═════ INFORMATION PROVIDED ═════
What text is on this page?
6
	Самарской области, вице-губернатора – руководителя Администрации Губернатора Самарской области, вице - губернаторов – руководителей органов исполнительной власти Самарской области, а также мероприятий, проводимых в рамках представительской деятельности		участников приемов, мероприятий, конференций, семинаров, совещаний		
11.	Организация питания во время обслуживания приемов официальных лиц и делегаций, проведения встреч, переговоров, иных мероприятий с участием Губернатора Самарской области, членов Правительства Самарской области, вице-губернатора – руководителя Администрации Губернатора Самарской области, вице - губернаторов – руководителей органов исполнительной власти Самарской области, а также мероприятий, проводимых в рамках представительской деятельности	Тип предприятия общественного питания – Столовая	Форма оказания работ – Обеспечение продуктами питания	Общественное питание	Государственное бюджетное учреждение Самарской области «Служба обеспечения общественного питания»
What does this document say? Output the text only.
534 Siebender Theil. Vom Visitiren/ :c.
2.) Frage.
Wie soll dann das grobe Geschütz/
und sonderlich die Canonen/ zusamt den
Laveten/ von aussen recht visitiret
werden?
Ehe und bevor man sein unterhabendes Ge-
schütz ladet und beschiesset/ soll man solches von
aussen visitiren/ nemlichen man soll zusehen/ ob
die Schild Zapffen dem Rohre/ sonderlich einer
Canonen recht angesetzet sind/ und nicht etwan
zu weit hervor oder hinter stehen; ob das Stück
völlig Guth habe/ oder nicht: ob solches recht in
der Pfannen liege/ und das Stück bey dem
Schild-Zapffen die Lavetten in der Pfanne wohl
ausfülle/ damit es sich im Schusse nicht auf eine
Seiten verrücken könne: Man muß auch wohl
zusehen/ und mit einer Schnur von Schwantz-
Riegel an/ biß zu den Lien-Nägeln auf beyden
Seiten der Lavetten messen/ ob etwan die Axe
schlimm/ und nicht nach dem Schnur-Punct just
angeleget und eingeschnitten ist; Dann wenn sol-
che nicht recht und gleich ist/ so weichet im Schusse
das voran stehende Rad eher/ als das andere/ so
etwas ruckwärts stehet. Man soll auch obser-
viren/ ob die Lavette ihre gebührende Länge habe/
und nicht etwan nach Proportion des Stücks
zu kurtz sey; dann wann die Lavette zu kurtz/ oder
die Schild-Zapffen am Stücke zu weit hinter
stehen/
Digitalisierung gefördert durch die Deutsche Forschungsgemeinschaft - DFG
═════
→ WHAT YOU HAVE TO DO:
Each record above must be given again exactly.

→ EXERCISE RESULT:
What text is on this page?
6
	Самарской области, вице-губернатора – руководителя Администрации Губернатора Самарской области, вице - губернаторов – руководителей органов исполнительной власти Самарской области, а также мероприятий, проводимых в рамках представительской деятельности		участников приемов, мероприятий, конференций, семинаров, совещаний		
11.	Организация питания во время обслуживания приемов официальных лиц и делегаций, проведения встреч, переговоров, иных мероприятий с участием Губернатора Самарской области, членов Правительства Самарской области, вице-губернатора – руководителя Администрации Губернатора Самарской области, вице - губернаторов – руководителей органов исполнительной власти Самарской области, а также мероприятий, проводимых в рамках представительской деятельности	Тип предприятия общественного питания – Столовая	Форма оказания работ – Обеспечение продуктами питания	Общественное питание	Государственное бюджетное учреждение Самарской области «Служба обеспечения общественного питания»
What does this document say? Output the text only.
534 Siebender Theil. Vom Visitiren/ :c.
2.) Frage.
Wie soll dann das grobe Geschütz/
und sonderlich die Canonen/ zusamt den
Laveten/ von aussen recht visitiret
werden?
Ehe und bevor man sein unterhabendes Ge-
schütz ladet und beschiesset/ soll man solches von
aussen visitiren/ nemlichen man soll zusehen/ ob
die Schild Zapffen dem Rohre/ sonderlich einer
Canonen recht angesetzet sind/ und nicht etwan
zu weit hervor oder hinter stehen; ob das Stück
völlig Guth habe/ oder nicht: ob solches recht in
der Pfannen liege/ und das Stück bey dem
Schild-Zapffen die Lavetten in der Pfanne wohl
ausfülle/ damit es sich im Schusse nicht auf eine
Seiten verrücken könne: Man muß auch wohl
zusehen/ und mit einer Schnur von Schwantz-
Riegel an/ biß zu den Lien-Nägeln auf beyden
Seiten der Lavetten messen/ ob etwan die Axe
schlimm/ und nicht nach dem Schnur-Punct just
angeleget und eingeschnitten ist; Dann wenn sol-
che nicht recht und gleich ist/ so weichet im Schusse
das voran stehende Rad eher/ als das andere/ so
etwas ruckwärts stehet. Man soll auch obser-
viren/ ob die Lavette ihre gebührende Länge habe/
und nicht etwan nach Proportion des Stücks
zu kurtz sey; dann wann die Lavette zu kurtz/ oder
die Schild-Zapffen am Stücke zu weit hinter
stehen/
Digitalisierung gefördert durch die Deutsche Forschungsgemeinschaft - DFG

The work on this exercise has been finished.